[Figure record listings]
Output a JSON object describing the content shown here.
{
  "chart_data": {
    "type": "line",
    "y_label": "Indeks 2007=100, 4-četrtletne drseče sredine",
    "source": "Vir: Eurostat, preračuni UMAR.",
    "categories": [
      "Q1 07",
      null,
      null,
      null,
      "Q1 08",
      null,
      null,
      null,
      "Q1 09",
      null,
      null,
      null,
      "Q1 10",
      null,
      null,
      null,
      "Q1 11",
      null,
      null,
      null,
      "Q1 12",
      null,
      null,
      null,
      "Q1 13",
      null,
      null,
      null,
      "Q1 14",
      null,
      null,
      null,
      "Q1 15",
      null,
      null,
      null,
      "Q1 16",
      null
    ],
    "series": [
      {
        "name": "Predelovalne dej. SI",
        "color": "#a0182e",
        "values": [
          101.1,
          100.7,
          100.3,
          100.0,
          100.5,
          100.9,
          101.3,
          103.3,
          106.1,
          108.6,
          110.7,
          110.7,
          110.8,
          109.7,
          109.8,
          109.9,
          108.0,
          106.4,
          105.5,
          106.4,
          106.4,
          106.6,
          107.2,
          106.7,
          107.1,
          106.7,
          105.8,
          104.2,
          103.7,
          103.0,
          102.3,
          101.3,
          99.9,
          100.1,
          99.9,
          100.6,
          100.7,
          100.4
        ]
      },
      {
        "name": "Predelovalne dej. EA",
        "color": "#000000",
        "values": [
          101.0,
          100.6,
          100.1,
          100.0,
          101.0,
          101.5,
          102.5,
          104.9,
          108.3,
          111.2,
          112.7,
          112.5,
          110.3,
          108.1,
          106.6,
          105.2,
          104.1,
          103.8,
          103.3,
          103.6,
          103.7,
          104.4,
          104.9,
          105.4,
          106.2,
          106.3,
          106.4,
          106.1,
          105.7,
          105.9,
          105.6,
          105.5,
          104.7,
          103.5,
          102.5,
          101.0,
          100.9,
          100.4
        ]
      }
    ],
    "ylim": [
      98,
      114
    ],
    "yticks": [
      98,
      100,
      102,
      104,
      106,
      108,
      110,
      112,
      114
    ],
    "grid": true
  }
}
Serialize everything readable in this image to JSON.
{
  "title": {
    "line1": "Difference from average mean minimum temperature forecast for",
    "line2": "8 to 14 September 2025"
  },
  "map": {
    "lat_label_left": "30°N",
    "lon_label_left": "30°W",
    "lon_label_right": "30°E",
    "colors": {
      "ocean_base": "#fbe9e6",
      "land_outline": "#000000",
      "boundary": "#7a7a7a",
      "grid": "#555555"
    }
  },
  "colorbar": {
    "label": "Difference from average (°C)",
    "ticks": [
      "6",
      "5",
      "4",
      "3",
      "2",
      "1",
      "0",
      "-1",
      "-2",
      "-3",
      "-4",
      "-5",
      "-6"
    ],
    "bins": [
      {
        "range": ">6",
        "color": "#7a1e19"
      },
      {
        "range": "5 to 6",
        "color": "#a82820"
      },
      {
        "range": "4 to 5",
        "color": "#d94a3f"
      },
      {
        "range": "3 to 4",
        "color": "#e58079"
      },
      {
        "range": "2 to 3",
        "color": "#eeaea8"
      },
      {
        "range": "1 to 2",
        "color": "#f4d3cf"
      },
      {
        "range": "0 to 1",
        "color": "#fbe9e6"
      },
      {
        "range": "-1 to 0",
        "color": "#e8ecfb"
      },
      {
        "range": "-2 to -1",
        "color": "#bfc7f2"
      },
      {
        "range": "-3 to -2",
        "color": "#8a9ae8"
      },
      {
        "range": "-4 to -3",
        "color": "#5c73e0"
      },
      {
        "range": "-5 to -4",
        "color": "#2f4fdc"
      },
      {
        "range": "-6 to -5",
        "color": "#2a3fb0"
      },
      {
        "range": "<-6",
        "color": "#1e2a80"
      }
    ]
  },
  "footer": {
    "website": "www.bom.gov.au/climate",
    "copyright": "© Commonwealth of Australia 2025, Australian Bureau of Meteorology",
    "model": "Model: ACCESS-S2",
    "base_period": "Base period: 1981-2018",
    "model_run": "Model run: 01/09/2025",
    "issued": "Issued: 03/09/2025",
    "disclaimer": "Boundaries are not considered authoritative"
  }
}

* * *

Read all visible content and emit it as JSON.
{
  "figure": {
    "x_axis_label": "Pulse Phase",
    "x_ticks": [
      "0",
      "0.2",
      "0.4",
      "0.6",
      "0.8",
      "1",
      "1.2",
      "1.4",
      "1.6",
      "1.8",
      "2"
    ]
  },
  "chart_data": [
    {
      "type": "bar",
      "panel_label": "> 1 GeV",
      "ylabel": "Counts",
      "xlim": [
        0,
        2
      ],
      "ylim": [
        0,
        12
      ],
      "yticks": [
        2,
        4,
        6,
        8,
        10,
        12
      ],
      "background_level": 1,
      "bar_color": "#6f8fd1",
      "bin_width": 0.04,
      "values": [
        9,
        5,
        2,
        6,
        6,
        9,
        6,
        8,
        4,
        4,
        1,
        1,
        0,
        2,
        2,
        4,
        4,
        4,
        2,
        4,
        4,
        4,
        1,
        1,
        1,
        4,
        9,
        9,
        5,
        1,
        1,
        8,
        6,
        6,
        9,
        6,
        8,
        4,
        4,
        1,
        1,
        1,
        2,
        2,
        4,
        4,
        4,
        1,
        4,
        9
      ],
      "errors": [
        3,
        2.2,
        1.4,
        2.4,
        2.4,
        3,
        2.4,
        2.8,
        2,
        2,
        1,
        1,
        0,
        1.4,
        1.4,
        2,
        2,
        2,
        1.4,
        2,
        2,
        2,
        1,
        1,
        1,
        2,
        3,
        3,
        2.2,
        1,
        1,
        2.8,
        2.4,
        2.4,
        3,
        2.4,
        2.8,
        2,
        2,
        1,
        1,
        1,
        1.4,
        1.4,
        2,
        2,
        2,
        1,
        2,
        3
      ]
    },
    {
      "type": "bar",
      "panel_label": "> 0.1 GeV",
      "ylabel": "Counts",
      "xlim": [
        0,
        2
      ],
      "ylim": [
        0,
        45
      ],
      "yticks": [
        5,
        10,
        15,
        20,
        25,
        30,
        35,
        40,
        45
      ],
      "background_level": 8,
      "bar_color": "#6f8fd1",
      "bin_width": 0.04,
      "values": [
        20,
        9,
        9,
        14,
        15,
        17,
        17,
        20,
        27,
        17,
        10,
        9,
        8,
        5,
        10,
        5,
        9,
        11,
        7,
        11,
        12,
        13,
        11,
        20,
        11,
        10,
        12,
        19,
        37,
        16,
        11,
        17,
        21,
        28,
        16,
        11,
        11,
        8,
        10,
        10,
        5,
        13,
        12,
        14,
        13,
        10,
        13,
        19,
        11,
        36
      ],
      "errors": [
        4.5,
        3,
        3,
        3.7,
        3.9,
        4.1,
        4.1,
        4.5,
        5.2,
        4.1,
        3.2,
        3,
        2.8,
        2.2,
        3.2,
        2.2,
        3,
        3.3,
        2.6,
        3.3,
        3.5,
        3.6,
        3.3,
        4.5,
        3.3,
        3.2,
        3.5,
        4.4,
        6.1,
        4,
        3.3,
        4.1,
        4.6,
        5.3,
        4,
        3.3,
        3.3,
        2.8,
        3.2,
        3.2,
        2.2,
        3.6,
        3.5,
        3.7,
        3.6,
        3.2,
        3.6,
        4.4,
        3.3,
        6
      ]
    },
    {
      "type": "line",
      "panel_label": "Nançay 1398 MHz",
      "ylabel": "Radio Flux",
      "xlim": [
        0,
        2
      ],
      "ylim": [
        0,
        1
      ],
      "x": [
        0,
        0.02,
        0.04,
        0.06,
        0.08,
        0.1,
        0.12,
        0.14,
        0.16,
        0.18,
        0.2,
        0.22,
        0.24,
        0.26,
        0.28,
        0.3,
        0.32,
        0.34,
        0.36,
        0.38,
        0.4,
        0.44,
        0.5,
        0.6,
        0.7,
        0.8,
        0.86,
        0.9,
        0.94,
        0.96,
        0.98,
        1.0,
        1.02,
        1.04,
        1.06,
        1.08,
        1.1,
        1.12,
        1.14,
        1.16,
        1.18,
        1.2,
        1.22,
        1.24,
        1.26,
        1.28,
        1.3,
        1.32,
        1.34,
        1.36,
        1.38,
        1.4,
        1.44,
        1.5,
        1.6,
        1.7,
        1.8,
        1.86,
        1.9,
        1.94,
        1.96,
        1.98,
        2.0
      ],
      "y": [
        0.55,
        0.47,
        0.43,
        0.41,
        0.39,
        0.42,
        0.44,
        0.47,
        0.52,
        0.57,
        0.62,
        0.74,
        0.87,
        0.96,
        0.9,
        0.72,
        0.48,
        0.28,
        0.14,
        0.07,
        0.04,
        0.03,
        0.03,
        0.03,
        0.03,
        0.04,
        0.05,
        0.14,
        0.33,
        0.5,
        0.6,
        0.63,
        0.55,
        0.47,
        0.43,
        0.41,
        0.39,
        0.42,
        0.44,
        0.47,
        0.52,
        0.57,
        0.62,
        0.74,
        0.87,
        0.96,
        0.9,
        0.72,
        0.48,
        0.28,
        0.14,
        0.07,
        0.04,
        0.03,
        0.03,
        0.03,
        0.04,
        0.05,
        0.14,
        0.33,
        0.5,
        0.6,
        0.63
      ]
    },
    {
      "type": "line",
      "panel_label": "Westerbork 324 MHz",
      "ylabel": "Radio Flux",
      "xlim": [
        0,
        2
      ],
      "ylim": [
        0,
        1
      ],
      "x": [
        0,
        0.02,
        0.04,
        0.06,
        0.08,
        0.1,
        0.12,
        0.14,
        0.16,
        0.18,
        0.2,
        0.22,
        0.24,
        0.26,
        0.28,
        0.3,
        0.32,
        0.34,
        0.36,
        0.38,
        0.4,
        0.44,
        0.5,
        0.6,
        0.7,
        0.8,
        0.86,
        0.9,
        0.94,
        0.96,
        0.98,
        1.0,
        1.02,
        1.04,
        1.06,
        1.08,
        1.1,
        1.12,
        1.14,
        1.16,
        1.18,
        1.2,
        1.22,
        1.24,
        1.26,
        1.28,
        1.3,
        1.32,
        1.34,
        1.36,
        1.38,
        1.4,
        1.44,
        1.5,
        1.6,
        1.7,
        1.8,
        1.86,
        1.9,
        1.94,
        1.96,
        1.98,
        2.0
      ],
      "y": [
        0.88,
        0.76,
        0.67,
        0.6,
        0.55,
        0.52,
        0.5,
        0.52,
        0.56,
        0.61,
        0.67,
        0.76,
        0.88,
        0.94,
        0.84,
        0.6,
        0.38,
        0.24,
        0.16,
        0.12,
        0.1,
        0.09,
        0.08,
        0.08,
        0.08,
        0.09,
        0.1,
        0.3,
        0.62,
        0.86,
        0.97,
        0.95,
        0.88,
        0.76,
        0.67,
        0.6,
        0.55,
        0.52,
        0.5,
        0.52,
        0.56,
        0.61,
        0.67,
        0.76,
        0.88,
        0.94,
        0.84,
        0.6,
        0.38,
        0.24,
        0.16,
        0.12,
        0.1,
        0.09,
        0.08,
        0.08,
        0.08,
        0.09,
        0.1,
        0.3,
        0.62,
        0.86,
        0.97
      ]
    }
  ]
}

### The task:
Give the count of lines in the listing that hold the word "from", with no other text.

### Response to this exercise:
2